Extracted records:
—————

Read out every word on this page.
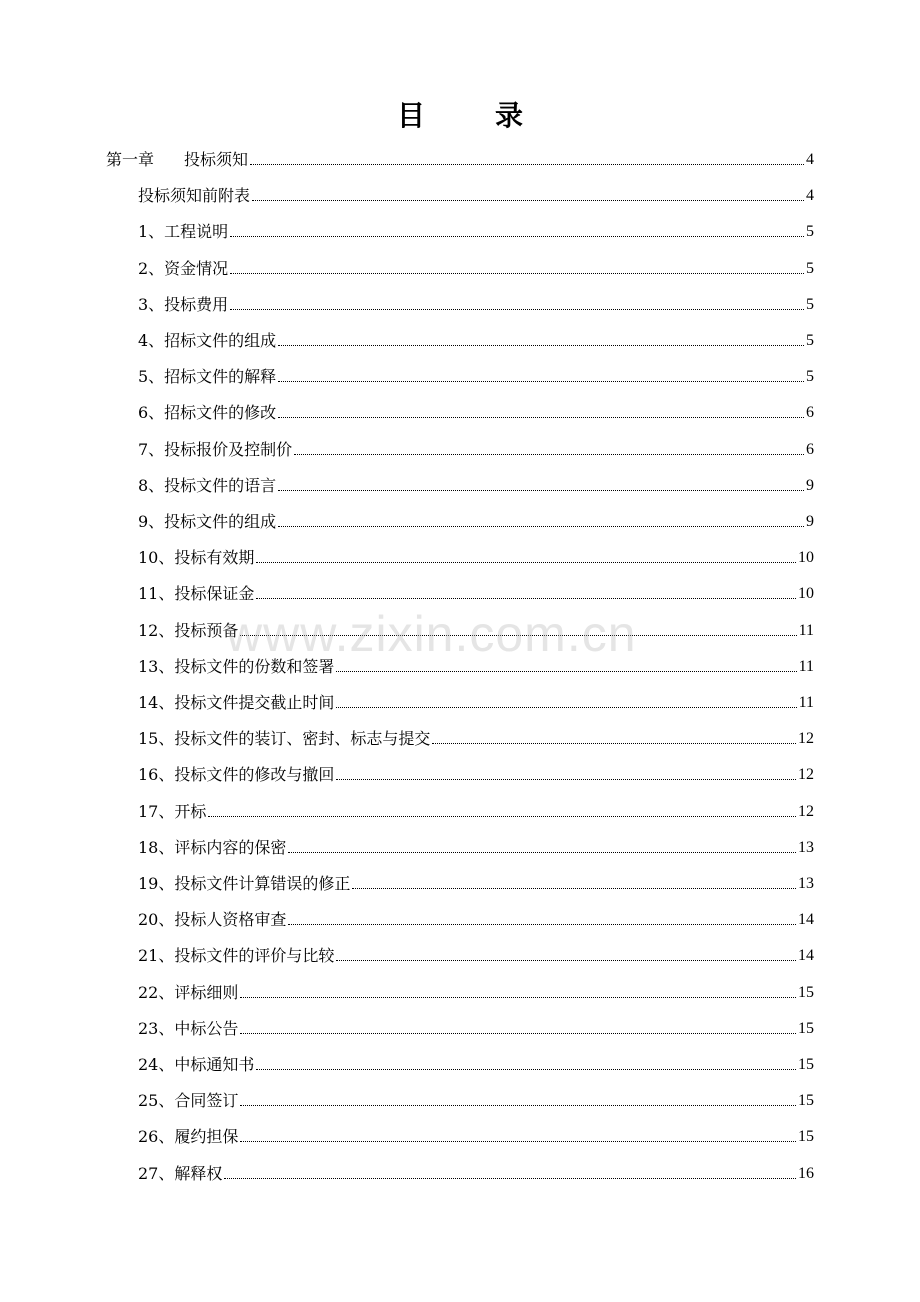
目	录
第一章 投标须知	4
投标须知前附表	4
1、工程说明	5
2、资金情况	5
3、投标费用	5
4、招标文件的组成	5
5、招标文件的解释	5
6、招标文件的修改	6
7、投标报价及控制价	6
8、投标文件的语言	9
9、投标文件的组成	9
10、投标有效期	10
11、投标保证金	10
12、投标预备	11
13、投标文件的份数和签署	11
14、投标文件提交截止时间	11
15、投标文件的装订、密封、标志与提交	12
16、投标文件的修改与撤回	12
17、开标	12
18、评标内容的保密	13
19、投标文件计算错误的修正	13
20、投标人资格审查	14
21、投标文件的评价与比较	14
22、评标细则	15
23、中标公告	15
24、中标通知书	15
25、合同签订	15
26、履约担保	15
27、解释权	16
www.zixin.com.cn
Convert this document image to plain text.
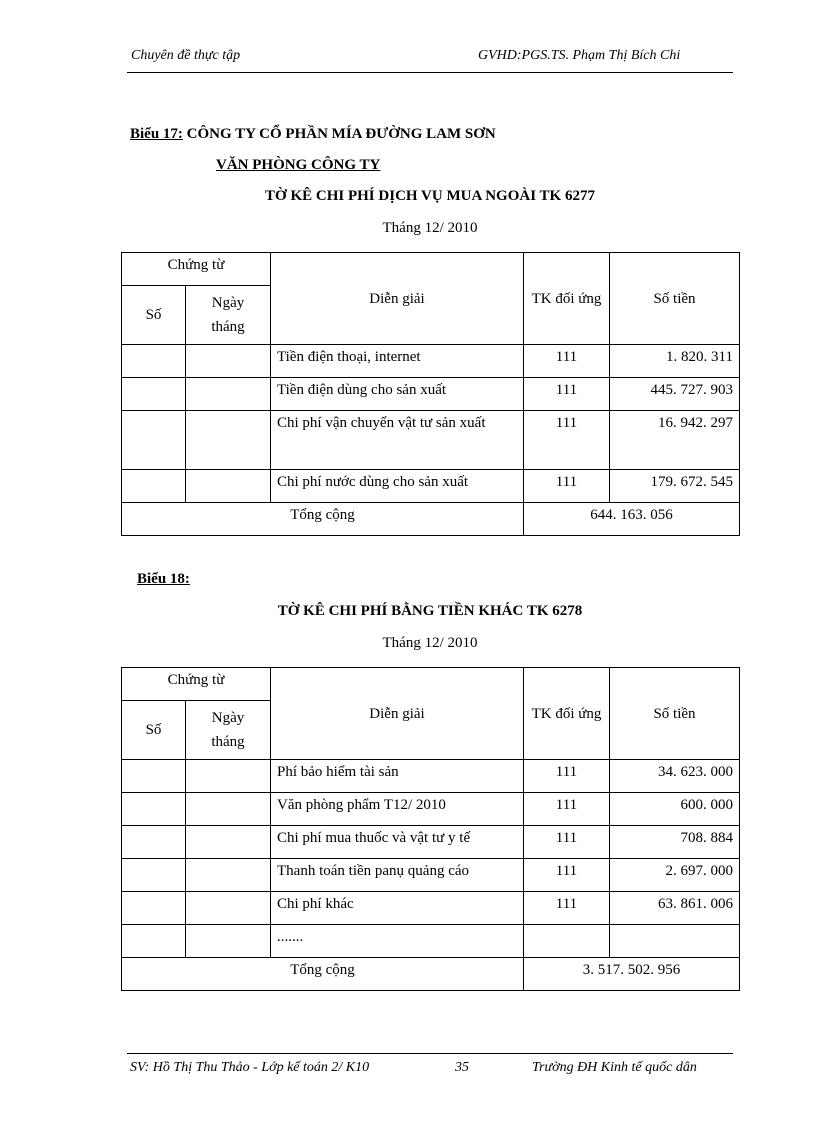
Chuyên đề thực tập	GVHD:PGS.TS. Phạm Thị Bích Chi
Biểu 17: CÔNG TY CỔ PHẦN MÍA ĐƯỜNG LAM SƠN
VĂN PHÒNG CÔNG TY
TỜ KÊ CHI PHÍ DỊCH VỤ MUA NGOÀI TK 6277
Tháng 12/ 2010
Chứng từ		Diễn giải	TK đối ứng	Số tiền
Số	Ngày tháng			
		Tiền điện thoại, internet	111	1. 820. 311
		Tiền điện dùng cho sản xuất	111	445. 727. 903
		Chi phí vận chuyển vật tư sản xuất	111	16. 942. 297
		Chi phí nước dùng cho sản xuất	111	179. 672. 545
Tổng cộng			644. 163. 056	
Biểu 18:
TỜ KÊ CHI PHÍ BẰNG TIỀN KHÁC TK 6278
Tháng 12/ 2010
Chứng từ		Diễn giải	TK đối ứng	Số tiền
Số	Ngày tháng			
		Phí bảo hiểm tài sản	111	34. 623. 000
		Văn phòng phẩm T12/ 2010	111	600. 000
		Chi phí mua thuốc và vật tư y tế	111	708. 884
		Thanh toán tiền panụ quảng cáo	111	2. 697. 000
		Chi phí khác	111	63. 861. 006
		.......		
Tổng cộng			3. 517. 502. 956	
SV: Hồ Thị Thu Thảo - Lớp kế toán 2/ K10	35	Trường ĐH Kinh tế quốc dân
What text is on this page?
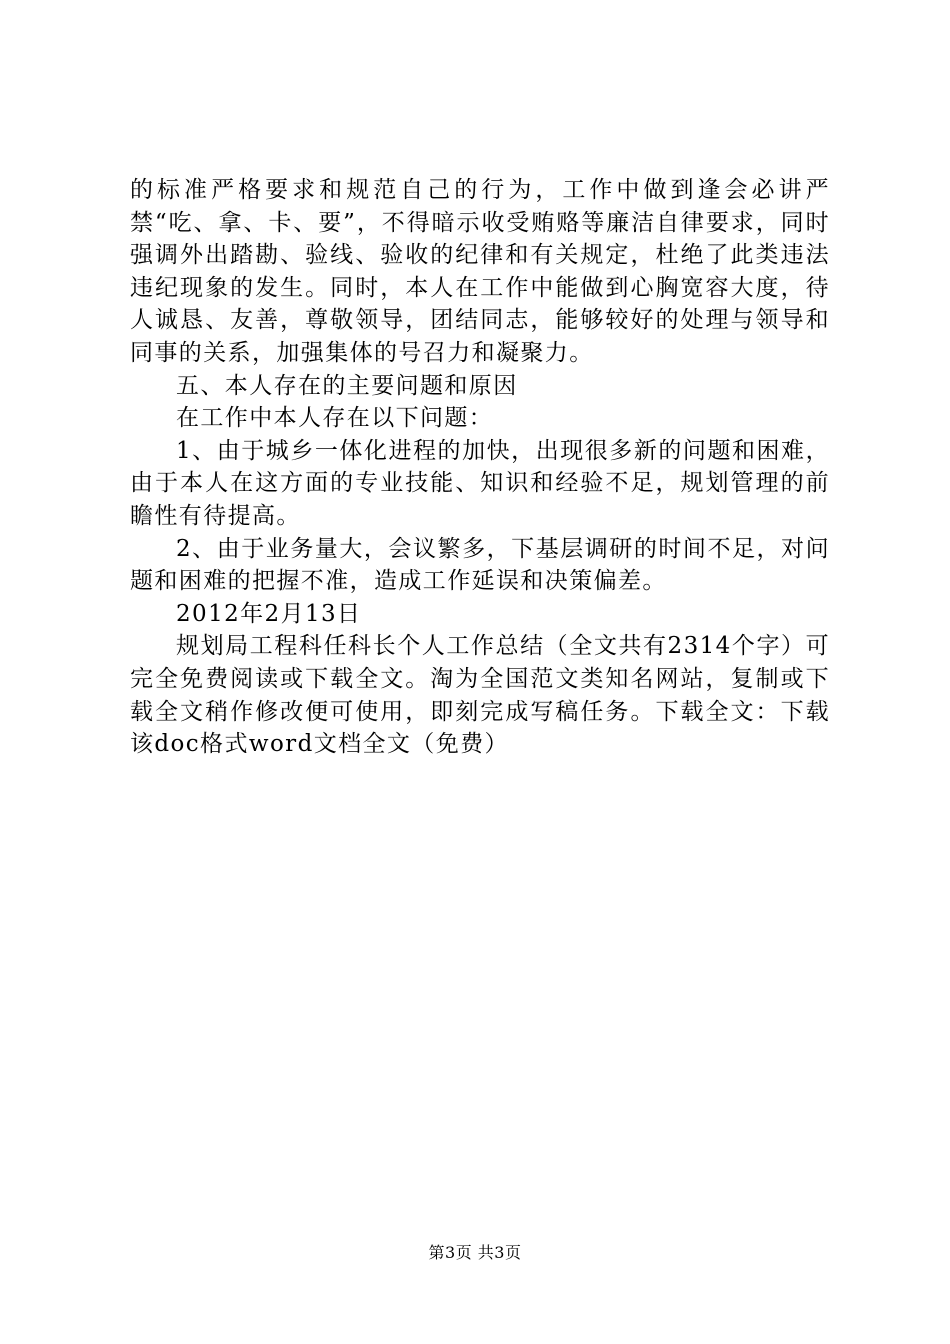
的标准严格要求和规范自己的行为，工作中做到逢会必讲严禁“吃、拿、卡、要”，不得暗示收受贿赂等廉洁自律要求，同时强调外出踏勘、验线、验收的纪律和有关规定，杜绝了此类违法违纪现象的发生。同时，本人在工作中能做到心胸宽容大度，待人诚恳、友善，尊敬领导，团结同志，能够较好的处理与领导和同事的关系，加强集体的号召力和凝聚力。

五、本人存在的主要问题和原因

在工作中本人存在以下问题：

1、由于城乡一体化进程的加快，出现很多新的问题和困难，由于本人在这方面的专业技能、知识和经验不足，规划管理的前瞻性有待提高。

2、由于业务量大，会议繁多，下基层调研的时间不足，对问题和困难的把握不准，造成工作延误和决策偏差。

2012年2月13日

规划局工程科任科长个人工作总结（全文共有2314个字）可完全免费阅读或下载全文。淘为全国范文类知名网站，复制或下载全文稍作修改便可使用，即刻完成写稿任务。下载全文：下载该doc格式word文档全文（免费）

第3页 共3页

—————

GIVEN REQUEST:
A faithful copy of the records above is needed, with the pictures left out.

THE RESPONSE:
Read out every word on this page.
目	录
第一章 投标须知	4
投标须知前附表	4
1、工程说明	5
2、资金情况	5
3、投标费用	5
4、招标文件的组成	5
5、招标文件的解释	5
6、招标文件的修改	6
7、投标报价及控制价	6
8、投标文件的语言	9
9、投标文件的组成	9
10、投标有效期	10
11、投标保证金	10
12、投标预备	11
13、投标文件的份数和签署	11
14、投标文件提交截止时间	11
15、投标文件的装订、密封、标志与提交	12
16、投标文件的修改与撤回	12
17、开标	12
18、评标内容的保密	13
19、投标文件计算错误的修正	13
20、投标人资格审查	14
21、投标文件的评价与比较	14
22、评标细则	15
23、中标公告	15
24、中标通知书	15
25、合同签订	15
26、履约担保	15
27、解释权	16
www.zixin.com.cn
Convert this document image to plain text.
Chuyên đề thực tập	GVHD:PGS.TS. Phạm Thị Bích Chi
Biểu 17: CÔNG TY CỔ PHẦN MÍA ĐƯỜNG LAM SƠN
VĂN PHÒNG CÔNG TY
TỜ KÊ CHI PHÍ DỊCH VỤ MUA NGOÀI TK 6277
Tháng 12/ 2010
Chứng từ		Diễn giải	TK đối ứng	Số tiền
Số	Ngày tháng			
		Tiền điện thoại, internet	111	1. 820. 311
		Tiền điện dùng cho sản xuất	111	445. 727. 903
		Chi phí vận chuyển vật tư sản xuất	111	16. 942. 297
		Chi phí nước dùng cho sản xuất	111	179. 672. 545
Tổng cộng			644. 163. 056	
Biểu 18:
TỜ KÊ CHI PHÍ BẰNG TIỀN KHÁC TK 6278
Tháng 12/ 2010
Chứng từ		Diễn giải	TK đối ứng	Số tiền
Số	Ngày tháng			
		Phí bảo hiểm tài sản	111	34. 623. 000
		Văn phòng phẩm T12/ 2010	111	600. 000
		Chi phí mua thuốc và vật tư y tế	111	708. 884
		Thanh toán tiền panụ quảng cáo	111	2. 697. 000
		Chi phí khác	111	63. 861. 006
		.......		
Tổng cộng			3. 517. 502. 956	
SV: Hồ Thị Thu Thảo - Lớp kế toán 2/ K10	35	Trường ĐH Kinh tế quốc dân
What text is on this page?
的标准严格要求和规范自己的行为，工作中做到逢会必讲严禁“吃、拿、卡、要”，不得暗示收受贿赂等廉洁自律要求，同时强调外出踏勘、验线、验收的纪律和有关规定，杜绝了此类违法违纪现象的发生。同时，本人在工作中能做到心胸宽容大度，待人诚恳、友善，尊敬领导，团结同志，能够较好的处理与领导和同事的关系，加强集体的号召力和凝聚力。

五、本人存在的主要问题和原因

在工作中本人存在以下问题：

1、由于城乡一体化进程的加快，出现很多新的问题和困难，由于本人在这方面的专业技能、知识和经验不足，规划管理的前瞻性有待提高。

2、由于业务量大，会议繁多，下基层调研的时间不足，对问题和困难的把握不准，造成工作延误和决策偏差。

2012年2月13日

规划局工程科任科长个人工作总结（全文共有2314个字）可完全免费阅读或下载全文。淘为全国范文类知名网站，复制或下载全文稍作修改便可使用，即刻完成写稿任务。下载全文：下载该doc格式word文档全文（免费）

第3页 共3页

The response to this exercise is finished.